Extract each line bearing the word "label".

**Records shown:**
## begin

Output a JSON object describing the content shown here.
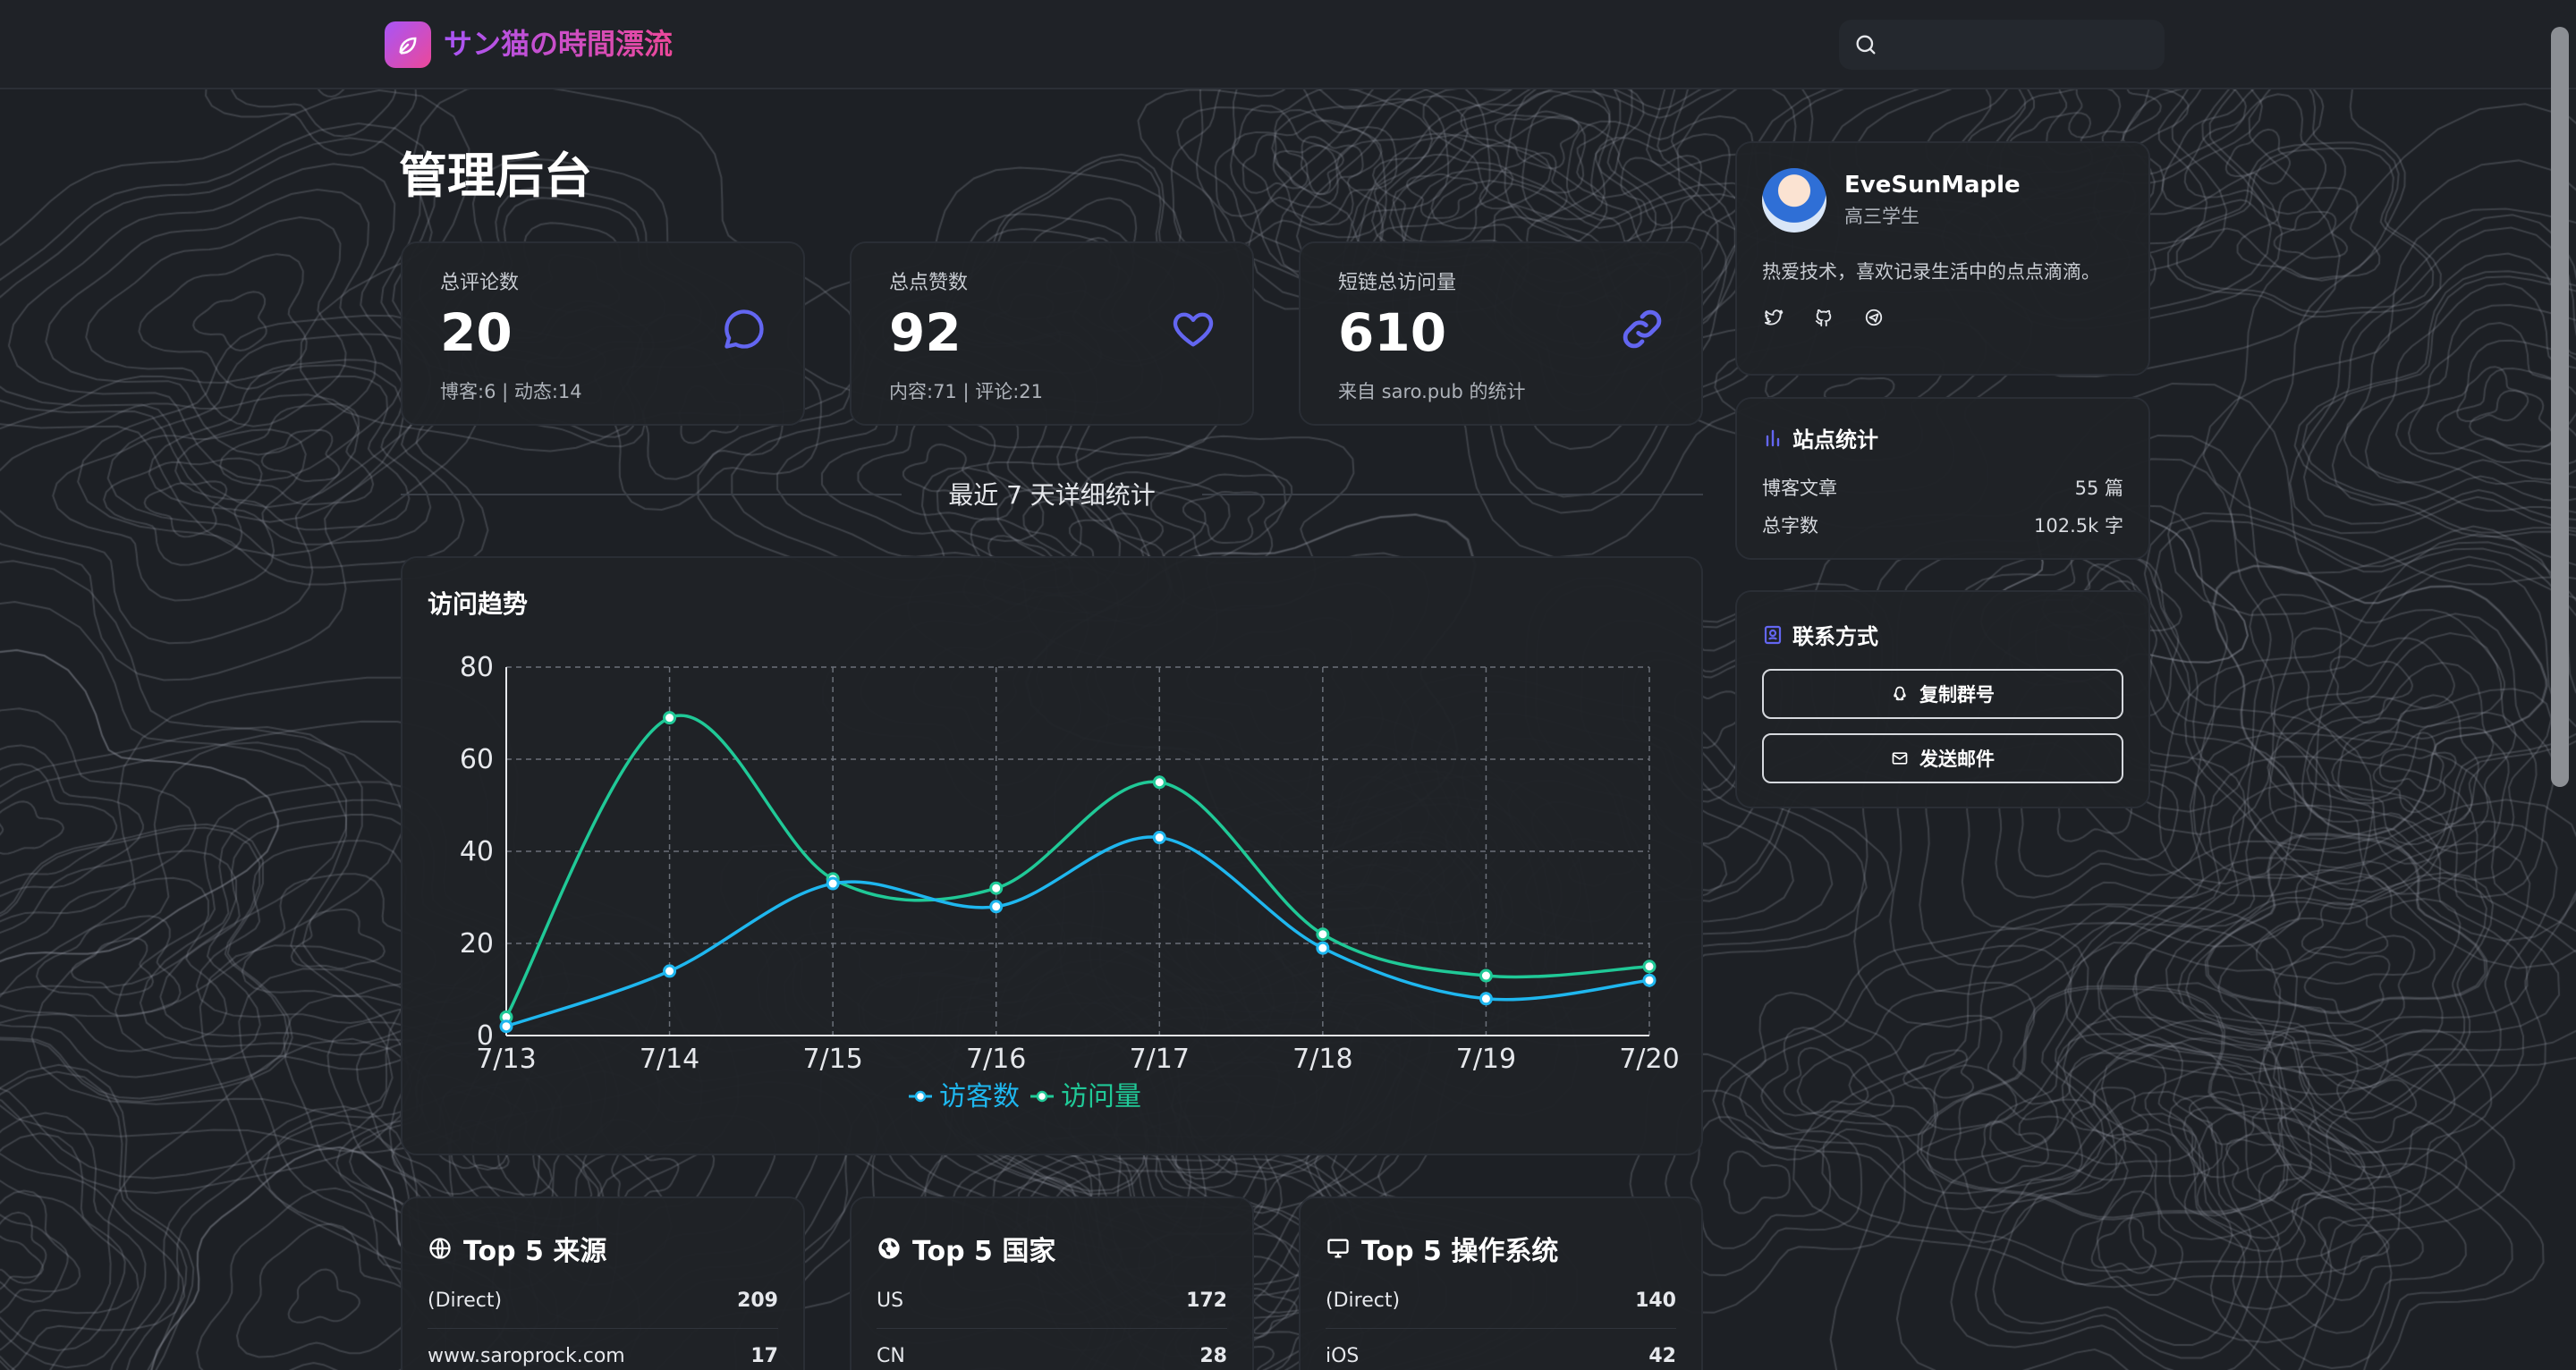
{
  "site": {
    "title": "サン猫の時間漂流"
  },
  "search": {
    "placeholder": ""
  },
  "page": {
    "title": "管理后台"
  },
  "stats": [
    {
      "label": "总评论数",
      "value": "20",
      "sub": "博客:6 | 动态:14",
      "icon": "chat-bubble-icon"
    },
    {
      "label": "总点赞数",
      "value": "92",
      "sub": "内容:71 | 评论:21",
      "icon": "heart-icon"
    },
    {
      "label": "短链总访问量",
      "value": "610",
      "sub": "来自 saro.pub 的统计",
      "icon": "link-icon"
    }
  ],
  "section": {
    "title": "最近 7 天详细统计"
  },
  "colors": {
    "accent": "#6366f1",
    "visitors": "#1fb7ef",
    "views": "#20c997"
  },
  "chart_data": {
    "type": "line",
    "title": "访问趋势",
    "categories": [
      "7/13",
      "7/14",
      "7/15",
      "7/16",
      "7/17",
      "7/18",
      "7/19",
      "7/20"
    ],
    "series": [
      {
        "name": "访客数",
        "values": [
          2,
          14,
          33,
          28,
          43,
          19,
          8,
          12
        ]
      },
      {
        "name": "访问量",
        "values": [
          4,
          69,
          34,
          32,
          55,
          22,
          13,
          15
        ]
      }
    ],
    "ylim": [
      0,
      80
    ],
    "yticks": [
      "0",
      "20",
      "40",
      "60",
      "80"
    ],
    "grid": true,
    "legend": "bottom"
  },
  "top_sources": {
    "title": "Top 5 来源",
    "rows": [
      {
        "name": "(Direct)",
        "value": "209"
      },
      {
        "name": "www.saroprock.com",
        "value": "17"
      }
    ]
  },
  "top_countries": {
    "title": "Top 5 国家",
    "rows": [
      {
        "name": "US",
        "value": "172"
      },
      {
        "name": "CN",
        "value": "28"
      }
    ]
  },
  "top_os": {
    "title": "Top 5 操作系统",
    "rows": [
      {
        "name": "(Direct)",
        "value": "140"
      },
      {
        "name": "iOS",
        "value": "42"
      }
    ]
  },
  "profile": {
    "name": "EveSunMaple",
    "subtitle": "高三学生",
    "bio": "热爱技术，喜欢记录生活中的点点滴滴。",
    "socials": [
      "twitter-icon",
      "github-icon",
      "telegram-icon"
    ]
  },
  "site_stats": {
    "title": "站点统计",
    "rows": [
      {
        "label": "博客文章",
        "value": "55 篇"
      },
      {
        "label": "总字数",
        "value": "102.5k 字"
      }
    ]
  },
  "contact": {
    "title": "联系方式",
    "copy_group": "复制群号",
    "send_mail": "发送邮件"
  }
}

## end

**Answer to the exercise:**
      "label": "总评论数",
      "label": "总点赞数",
      "label": "短链总访问量",
        "label": "博客文章",
        "label": "总字数",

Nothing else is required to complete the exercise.